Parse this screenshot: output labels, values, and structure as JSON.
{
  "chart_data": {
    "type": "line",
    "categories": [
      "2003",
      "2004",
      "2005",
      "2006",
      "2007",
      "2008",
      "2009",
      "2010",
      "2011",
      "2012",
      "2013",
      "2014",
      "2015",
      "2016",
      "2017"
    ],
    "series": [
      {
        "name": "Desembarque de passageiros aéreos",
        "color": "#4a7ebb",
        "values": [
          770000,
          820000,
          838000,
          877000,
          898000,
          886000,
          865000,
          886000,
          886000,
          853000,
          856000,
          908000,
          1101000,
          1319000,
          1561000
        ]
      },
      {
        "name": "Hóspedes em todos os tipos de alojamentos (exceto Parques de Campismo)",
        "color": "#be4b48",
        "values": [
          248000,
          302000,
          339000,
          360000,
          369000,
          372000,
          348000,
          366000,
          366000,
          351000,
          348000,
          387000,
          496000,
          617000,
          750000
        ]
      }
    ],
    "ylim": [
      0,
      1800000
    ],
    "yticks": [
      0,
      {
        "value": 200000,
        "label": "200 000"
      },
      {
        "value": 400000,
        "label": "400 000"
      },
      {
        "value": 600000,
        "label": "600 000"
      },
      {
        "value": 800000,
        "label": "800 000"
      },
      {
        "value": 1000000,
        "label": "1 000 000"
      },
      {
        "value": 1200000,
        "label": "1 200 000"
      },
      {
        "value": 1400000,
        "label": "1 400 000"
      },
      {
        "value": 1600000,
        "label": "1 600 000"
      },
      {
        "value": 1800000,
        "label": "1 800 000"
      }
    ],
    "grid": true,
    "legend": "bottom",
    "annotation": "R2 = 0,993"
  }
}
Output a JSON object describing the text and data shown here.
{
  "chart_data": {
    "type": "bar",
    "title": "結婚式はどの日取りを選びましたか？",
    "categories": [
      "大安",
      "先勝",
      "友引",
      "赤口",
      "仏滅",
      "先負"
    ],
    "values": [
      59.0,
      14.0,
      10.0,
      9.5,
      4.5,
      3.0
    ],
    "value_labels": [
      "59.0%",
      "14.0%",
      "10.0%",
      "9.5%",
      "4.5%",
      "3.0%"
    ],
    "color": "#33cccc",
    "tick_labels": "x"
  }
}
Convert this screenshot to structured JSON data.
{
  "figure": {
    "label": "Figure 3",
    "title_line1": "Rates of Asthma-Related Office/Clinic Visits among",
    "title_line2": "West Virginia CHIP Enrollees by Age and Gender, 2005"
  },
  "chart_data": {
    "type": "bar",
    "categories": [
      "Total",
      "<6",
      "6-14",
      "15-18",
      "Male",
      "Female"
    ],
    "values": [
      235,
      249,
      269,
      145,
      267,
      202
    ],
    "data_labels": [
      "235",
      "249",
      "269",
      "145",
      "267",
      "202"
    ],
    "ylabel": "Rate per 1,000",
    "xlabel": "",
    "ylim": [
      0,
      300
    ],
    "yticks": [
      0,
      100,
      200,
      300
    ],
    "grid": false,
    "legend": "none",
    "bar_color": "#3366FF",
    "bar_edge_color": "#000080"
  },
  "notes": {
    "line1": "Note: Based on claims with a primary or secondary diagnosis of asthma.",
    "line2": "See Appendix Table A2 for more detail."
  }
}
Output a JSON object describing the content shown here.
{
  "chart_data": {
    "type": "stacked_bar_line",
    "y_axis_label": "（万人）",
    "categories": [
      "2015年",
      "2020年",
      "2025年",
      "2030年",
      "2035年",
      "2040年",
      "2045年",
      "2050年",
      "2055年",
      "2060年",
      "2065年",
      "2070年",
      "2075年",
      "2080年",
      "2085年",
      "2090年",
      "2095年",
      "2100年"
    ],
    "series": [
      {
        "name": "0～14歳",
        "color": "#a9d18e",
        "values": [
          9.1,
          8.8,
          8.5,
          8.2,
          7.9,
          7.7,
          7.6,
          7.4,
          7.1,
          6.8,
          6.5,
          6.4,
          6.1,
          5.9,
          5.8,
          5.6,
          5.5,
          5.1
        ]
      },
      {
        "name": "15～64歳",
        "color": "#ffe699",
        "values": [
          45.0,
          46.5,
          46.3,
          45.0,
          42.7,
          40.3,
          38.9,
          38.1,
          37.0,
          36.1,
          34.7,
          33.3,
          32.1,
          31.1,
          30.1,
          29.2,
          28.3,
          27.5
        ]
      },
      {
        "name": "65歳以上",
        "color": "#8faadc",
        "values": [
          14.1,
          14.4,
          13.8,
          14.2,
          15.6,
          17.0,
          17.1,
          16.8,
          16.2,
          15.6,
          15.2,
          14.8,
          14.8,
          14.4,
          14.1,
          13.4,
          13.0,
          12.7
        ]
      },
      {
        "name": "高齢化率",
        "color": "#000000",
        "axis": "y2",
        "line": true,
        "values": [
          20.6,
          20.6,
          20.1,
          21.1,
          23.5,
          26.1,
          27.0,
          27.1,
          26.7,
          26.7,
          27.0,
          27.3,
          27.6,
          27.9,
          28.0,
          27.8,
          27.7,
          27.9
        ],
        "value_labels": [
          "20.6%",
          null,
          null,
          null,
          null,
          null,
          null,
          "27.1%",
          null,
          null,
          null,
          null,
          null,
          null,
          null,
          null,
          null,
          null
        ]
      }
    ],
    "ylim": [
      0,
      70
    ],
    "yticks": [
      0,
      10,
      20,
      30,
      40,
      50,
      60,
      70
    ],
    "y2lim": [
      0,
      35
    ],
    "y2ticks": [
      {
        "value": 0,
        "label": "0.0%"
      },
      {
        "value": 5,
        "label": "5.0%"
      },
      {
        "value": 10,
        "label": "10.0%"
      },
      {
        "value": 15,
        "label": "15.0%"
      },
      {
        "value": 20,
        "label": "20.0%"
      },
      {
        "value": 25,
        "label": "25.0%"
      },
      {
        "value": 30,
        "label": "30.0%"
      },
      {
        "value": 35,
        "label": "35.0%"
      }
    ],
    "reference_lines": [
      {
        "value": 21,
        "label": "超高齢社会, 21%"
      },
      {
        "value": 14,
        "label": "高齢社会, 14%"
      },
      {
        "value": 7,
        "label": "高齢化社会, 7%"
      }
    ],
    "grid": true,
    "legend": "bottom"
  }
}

===============

Spot every line that holds "this" and copy it.

# [Expected answer]
Parse this screenshot: output labels, values, and structure as JSON.
Convert this screenshot to structured JSON data.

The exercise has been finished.